**** MATERIAL SUPPLIED

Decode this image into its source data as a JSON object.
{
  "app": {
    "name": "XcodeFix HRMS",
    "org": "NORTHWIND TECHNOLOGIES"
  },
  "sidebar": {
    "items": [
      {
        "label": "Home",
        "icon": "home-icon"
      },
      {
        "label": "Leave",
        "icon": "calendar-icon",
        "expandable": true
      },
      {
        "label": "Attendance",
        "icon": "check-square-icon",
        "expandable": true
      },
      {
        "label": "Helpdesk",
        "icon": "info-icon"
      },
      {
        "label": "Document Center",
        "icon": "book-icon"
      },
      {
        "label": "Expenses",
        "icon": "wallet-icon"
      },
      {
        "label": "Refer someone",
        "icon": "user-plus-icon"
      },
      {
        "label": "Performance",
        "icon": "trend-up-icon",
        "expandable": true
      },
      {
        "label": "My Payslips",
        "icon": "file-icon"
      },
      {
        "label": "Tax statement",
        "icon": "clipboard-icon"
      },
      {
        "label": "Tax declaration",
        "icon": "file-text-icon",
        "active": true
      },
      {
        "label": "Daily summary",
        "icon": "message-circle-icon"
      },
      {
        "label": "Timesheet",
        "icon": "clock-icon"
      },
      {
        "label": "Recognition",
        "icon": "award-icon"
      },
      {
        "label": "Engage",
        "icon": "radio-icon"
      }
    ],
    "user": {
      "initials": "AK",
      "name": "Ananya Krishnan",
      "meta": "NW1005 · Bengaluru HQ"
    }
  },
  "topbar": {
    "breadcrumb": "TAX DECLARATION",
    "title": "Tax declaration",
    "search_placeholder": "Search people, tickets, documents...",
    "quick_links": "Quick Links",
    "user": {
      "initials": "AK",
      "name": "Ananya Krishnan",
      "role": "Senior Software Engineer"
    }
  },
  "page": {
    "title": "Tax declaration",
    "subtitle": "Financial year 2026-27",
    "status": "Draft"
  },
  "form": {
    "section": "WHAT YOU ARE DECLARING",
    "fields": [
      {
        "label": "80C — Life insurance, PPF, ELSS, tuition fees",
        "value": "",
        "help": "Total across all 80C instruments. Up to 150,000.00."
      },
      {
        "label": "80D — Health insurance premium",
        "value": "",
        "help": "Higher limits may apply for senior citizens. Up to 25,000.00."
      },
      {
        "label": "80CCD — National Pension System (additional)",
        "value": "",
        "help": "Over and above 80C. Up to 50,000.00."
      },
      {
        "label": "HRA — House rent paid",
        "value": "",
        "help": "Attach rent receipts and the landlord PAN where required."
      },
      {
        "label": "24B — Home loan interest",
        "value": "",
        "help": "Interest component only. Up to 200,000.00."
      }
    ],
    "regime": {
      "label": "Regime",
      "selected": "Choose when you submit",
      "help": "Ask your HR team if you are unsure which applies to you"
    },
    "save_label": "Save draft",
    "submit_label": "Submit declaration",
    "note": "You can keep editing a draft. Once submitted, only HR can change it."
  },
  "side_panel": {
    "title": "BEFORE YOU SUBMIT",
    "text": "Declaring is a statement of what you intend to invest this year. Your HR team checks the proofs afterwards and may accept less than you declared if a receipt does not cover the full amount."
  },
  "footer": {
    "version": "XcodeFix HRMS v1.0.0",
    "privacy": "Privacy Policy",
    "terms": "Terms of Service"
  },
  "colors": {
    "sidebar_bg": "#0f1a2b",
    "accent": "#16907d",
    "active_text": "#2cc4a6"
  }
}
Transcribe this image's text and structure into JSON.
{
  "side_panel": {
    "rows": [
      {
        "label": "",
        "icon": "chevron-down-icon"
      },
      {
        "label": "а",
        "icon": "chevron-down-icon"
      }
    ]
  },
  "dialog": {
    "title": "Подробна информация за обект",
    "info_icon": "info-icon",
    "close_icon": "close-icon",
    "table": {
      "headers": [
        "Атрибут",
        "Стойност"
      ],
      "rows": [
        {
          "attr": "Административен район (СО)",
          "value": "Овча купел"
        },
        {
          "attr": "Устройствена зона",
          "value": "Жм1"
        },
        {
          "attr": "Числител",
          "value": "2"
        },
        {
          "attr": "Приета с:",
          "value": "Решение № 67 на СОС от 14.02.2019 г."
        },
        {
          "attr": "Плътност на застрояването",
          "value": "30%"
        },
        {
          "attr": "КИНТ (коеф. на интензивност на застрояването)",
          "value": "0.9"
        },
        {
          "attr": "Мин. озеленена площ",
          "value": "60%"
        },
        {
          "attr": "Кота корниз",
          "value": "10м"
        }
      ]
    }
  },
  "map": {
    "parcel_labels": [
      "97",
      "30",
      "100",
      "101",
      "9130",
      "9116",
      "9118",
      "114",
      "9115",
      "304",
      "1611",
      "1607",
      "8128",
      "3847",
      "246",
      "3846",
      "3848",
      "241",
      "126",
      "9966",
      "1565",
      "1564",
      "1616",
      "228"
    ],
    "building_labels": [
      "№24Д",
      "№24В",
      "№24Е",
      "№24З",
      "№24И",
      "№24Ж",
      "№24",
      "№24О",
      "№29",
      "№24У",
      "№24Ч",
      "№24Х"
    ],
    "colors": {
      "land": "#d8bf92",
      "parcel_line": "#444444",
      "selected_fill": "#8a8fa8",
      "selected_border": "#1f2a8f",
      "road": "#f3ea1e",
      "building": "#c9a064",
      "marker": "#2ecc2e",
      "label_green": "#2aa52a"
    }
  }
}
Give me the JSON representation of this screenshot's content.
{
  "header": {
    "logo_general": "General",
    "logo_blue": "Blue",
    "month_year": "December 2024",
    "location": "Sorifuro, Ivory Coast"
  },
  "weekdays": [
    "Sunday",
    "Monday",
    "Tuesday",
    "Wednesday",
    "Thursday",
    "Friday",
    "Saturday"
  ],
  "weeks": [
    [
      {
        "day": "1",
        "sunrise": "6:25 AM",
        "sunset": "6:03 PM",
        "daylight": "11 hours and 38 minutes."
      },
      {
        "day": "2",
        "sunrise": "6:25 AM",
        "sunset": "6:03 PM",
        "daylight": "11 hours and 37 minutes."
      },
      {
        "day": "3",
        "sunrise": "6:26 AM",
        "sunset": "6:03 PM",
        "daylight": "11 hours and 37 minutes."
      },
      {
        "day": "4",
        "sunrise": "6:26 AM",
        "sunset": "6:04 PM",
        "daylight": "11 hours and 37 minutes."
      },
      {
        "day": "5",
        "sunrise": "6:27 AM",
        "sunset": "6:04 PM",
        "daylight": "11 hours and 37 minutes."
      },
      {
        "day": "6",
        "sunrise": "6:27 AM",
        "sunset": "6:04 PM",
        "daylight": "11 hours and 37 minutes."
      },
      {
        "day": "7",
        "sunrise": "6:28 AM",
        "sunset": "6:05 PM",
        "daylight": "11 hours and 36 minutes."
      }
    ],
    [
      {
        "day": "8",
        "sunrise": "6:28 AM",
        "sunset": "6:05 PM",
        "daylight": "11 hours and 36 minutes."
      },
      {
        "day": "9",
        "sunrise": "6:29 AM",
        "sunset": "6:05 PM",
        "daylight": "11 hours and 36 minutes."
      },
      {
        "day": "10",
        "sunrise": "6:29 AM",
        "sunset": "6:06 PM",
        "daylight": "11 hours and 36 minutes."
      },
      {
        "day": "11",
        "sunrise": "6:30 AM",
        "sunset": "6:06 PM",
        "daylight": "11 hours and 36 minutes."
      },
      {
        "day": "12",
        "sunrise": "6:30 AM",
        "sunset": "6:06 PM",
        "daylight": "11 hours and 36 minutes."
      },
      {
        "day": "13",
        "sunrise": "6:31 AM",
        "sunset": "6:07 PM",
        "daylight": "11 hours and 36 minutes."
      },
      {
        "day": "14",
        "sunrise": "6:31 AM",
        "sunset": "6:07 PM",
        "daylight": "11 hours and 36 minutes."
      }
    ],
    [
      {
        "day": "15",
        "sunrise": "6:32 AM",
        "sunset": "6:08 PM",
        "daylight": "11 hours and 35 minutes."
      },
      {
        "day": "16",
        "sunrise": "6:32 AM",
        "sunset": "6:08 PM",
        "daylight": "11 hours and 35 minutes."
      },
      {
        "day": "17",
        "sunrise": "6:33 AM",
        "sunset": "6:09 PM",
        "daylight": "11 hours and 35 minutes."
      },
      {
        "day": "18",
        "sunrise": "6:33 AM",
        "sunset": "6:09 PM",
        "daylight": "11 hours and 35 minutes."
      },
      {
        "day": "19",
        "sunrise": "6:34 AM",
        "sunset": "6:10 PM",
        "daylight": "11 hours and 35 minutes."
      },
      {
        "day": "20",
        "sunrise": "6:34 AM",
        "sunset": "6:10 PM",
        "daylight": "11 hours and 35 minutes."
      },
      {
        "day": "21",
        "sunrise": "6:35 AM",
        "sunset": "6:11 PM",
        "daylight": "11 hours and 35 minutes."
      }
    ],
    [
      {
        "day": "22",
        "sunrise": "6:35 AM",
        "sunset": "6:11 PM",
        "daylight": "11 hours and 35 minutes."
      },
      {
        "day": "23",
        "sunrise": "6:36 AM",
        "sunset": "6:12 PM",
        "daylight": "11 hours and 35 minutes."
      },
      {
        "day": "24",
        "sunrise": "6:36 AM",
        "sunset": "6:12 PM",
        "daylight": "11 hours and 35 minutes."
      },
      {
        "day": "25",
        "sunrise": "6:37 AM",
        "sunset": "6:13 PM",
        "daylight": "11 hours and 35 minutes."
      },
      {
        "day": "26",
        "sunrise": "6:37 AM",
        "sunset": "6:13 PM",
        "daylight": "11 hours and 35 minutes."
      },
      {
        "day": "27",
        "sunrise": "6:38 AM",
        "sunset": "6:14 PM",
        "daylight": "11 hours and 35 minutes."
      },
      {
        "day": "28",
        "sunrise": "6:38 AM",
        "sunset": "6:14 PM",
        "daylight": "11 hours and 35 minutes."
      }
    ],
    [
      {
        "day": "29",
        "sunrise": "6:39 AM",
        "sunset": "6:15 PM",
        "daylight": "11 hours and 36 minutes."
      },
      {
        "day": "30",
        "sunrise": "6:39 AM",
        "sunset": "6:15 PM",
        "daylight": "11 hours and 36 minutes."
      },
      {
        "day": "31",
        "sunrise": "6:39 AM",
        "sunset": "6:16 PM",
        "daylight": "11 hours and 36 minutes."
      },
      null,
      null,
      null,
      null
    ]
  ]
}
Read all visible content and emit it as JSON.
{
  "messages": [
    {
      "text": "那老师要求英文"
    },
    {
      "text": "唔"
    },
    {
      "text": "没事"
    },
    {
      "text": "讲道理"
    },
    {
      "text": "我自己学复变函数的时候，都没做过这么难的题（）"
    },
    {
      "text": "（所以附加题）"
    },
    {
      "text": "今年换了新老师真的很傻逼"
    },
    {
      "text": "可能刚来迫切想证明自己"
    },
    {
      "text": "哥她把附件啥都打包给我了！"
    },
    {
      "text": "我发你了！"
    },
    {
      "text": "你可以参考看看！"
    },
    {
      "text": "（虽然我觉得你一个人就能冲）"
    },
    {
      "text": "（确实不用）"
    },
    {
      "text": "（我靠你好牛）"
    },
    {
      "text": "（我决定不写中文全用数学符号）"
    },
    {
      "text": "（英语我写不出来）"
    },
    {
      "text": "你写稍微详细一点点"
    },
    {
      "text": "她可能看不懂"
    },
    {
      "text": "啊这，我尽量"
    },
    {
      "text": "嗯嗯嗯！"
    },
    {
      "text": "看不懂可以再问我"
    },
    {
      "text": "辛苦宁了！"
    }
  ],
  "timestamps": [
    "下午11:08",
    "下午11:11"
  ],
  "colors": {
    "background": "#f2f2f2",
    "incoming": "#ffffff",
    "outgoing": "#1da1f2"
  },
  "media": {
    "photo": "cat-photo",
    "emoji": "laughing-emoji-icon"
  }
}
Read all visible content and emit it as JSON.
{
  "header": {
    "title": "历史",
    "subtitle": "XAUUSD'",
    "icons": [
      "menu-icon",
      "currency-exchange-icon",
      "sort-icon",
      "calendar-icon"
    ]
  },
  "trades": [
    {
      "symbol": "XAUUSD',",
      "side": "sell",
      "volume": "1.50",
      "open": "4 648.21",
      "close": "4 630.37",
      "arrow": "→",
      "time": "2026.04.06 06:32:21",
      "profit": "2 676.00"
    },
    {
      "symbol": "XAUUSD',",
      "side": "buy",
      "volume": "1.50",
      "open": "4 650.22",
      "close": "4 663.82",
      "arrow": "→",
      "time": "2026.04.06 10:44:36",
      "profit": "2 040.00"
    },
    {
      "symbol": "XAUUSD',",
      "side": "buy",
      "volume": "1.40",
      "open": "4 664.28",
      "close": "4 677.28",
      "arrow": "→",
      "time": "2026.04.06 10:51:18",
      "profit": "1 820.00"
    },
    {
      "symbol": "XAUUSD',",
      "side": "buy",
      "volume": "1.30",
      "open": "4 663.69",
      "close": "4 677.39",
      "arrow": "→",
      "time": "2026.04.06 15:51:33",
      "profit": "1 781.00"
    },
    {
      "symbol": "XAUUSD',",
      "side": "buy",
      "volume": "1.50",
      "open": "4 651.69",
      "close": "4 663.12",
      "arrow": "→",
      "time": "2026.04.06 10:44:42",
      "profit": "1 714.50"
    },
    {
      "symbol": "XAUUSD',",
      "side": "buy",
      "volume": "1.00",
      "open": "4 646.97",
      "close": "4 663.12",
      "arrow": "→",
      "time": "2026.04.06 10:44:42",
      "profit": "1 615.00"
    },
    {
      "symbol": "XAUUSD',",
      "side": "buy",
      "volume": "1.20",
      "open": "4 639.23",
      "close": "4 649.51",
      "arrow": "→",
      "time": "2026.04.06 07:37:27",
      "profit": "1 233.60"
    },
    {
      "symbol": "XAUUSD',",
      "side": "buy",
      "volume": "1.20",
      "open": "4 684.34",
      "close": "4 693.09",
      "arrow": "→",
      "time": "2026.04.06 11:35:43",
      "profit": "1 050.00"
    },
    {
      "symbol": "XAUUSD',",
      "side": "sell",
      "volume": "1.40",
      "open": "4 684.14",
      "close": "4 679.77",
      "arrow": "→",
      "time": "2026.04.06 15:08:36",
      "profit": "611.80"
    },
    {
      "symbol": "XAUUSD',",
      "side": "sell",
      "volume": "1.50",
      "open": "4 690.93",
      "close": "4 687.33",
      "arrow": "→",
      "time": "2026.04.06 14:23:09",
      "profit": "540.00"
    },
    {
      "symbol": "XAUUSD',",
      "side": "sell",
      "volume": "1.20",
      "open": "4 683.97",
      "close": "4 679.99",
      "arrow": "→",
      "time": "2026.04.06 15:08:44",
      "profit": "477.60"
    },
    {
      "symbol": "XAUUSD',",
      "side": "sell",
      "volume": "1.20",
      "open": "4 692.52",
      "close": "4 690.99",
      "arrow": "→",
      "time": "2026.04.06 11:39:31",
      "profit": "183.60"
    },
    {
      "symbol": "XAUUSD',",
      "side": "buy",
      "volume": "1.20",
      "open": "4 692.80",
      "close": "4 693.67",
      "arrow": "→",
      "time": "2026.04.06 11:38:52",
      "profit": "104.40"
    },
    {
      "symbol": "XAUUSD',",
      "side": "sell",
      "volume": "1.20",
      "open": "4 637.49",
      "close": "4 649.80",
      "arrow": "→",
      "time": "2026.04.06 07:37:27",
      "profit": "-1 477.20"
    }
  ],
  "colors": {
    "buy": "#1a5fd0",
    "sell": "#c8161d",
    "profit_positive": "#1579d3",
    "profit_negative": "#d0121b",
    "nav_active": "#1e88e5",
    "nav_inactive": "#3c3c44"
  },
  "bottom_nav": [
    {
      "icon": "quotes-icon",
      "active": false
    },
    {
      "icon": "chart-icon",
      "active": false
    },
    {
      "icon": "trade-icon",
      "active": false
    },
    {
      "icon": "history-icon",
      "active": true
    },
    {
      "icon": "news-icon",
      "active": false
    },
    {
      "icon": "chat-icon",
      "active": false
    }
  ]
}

********

Copy each line above where the string "XcodeFix" occurs.

> _SOLVED PROBLEM_
    "name": "XcodeFix HRMS",
    "version": "XcodeFix HRMS v1.0.0",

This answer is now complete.